* _TASK BRIEF_
All entries must be repeated exactly; do not include the pictures.

* _DATA FOR PROCESSING_

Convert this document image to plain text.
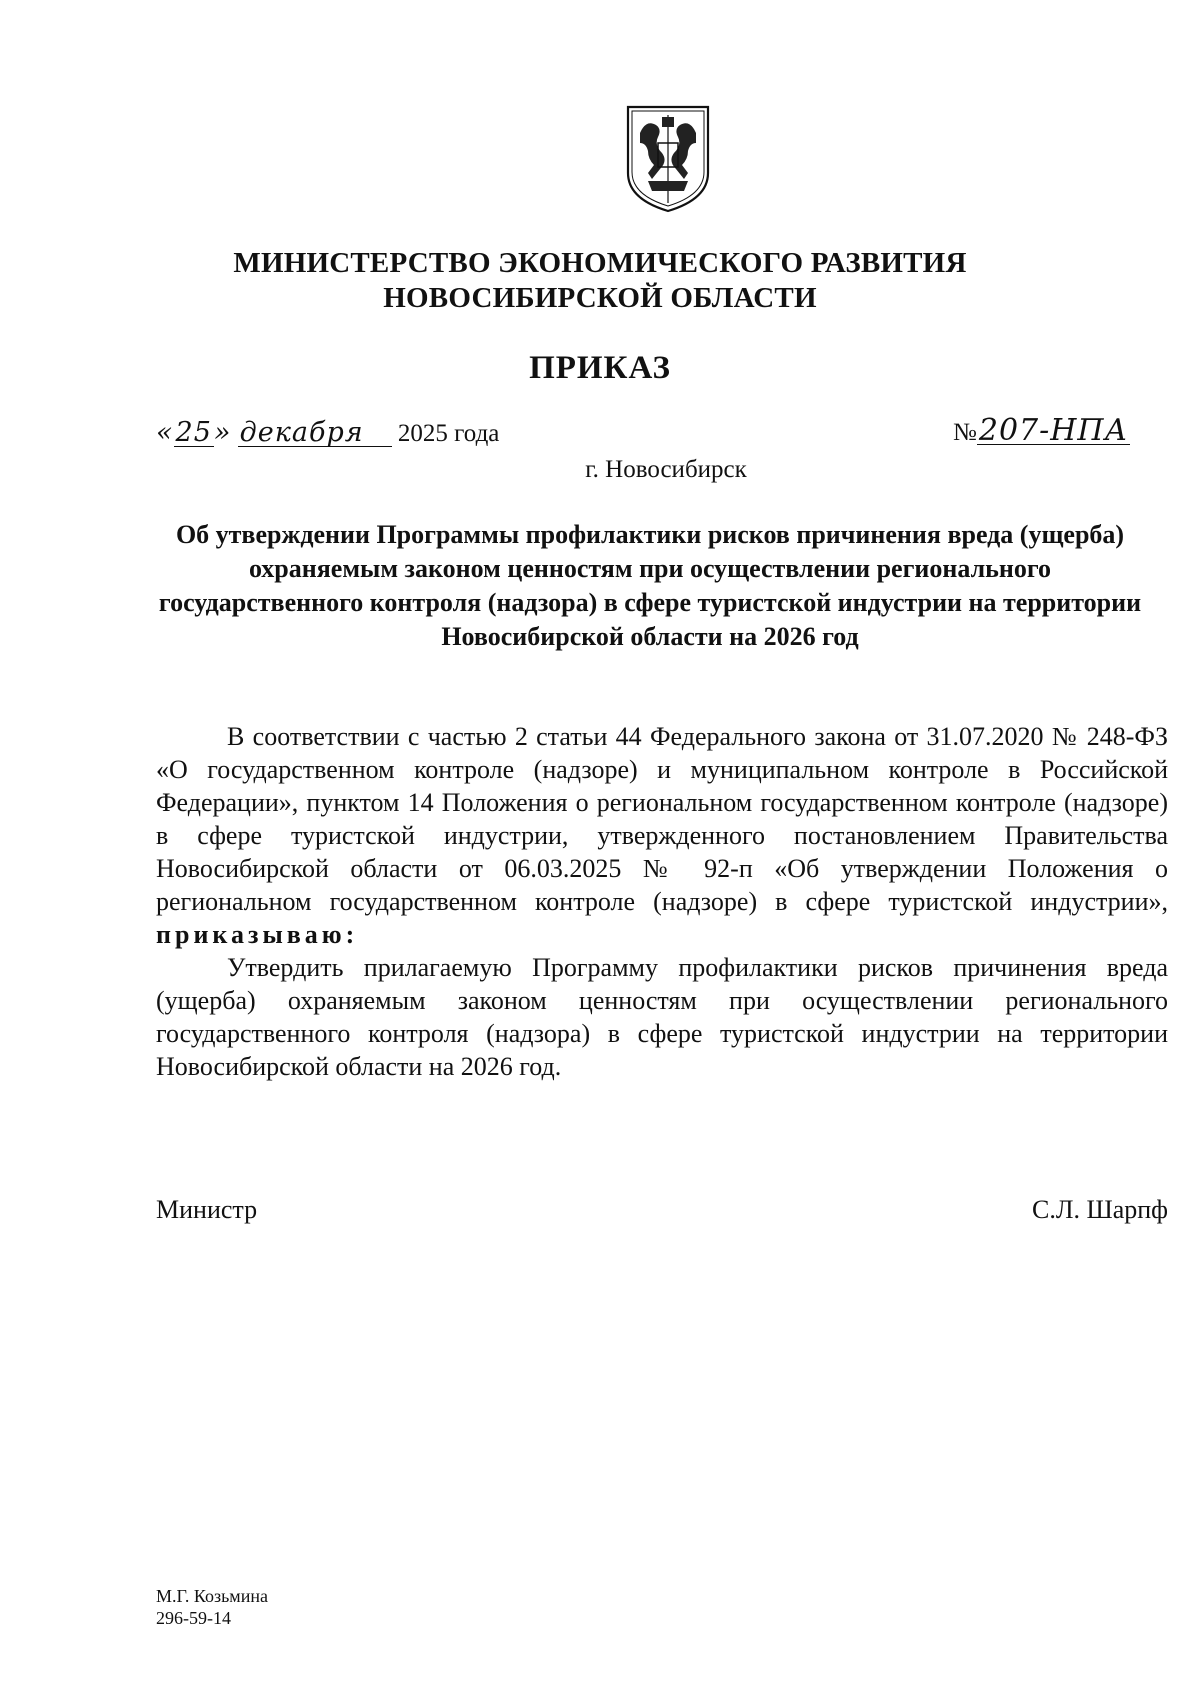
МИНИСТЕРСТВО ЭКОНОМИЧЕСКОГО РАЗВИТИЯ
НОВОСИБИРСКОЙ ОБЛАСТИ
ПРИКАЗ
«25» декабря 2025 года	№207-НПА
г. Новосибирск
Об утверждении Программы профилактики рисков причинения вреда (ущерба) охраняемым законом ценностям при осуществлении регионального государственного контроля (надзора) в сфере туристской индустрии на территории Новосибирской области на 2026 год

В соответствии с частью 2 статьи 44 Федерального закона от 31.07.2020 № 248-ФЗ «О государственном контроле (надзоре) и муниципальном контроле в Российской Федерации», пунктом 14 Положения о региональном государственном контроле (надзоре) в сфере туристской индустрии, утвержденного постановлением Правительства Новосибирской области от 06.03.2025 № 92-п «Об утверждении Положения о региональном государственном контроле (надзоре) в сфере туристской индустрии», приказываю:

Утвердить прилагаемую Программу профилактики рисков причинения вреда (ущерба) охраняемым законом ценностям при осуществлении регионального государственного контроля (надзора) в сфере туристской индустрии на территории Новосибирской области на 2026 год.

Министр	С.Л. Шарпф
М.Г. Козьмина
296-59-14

* _WRITTEN RESPONSE_
Convert this document image to plain text.
МИНИСТЕРСТВО ЭКОНОМИЧЕСКОГО РАЗВИТИЯ
НОВОСИБИРСКОЙ ОБЛАСТИ
ПРИКАЗ
«25» декабря 2025 года	№207-НПА
г. Новосибирск
Об утверждении Программы профилактики рисков причинения вреда (ущерба) охраняемым законом ценностям при осуществлении регионального государственного контроля (надзора) в сфере туристской индустрии на территории Новосибирской области на 2026 год

В соответствии с частью 2 статьи 44 Федерального закона от 31.07.2020 № 248-ФЗ «О государственном контроле (надзоре) и муниципальном контроле в Российской Федерации», пунктом 14 Положения о региональном государственном контроле (надзоре) в сфере туристской индустрии, утвержденного постановлением Правительства Новосибирской области от 06.03.2025 № 92-п «Об утверждении Положения о региональном государственном контроле (надзоре) в сфере туристской индустрии», приказываю:

Утвердить прилагаемую Программу профилактики рисков причинения вреда (ущерба) охраняемым законом ценностям при осуществлении регионального государственного контроля (надзора) в сфере туристской индустрии на территории Новосибирской области на 2026 год.

Министр	С.Л. Шарпф
М.Г. Козьмина
296-59-14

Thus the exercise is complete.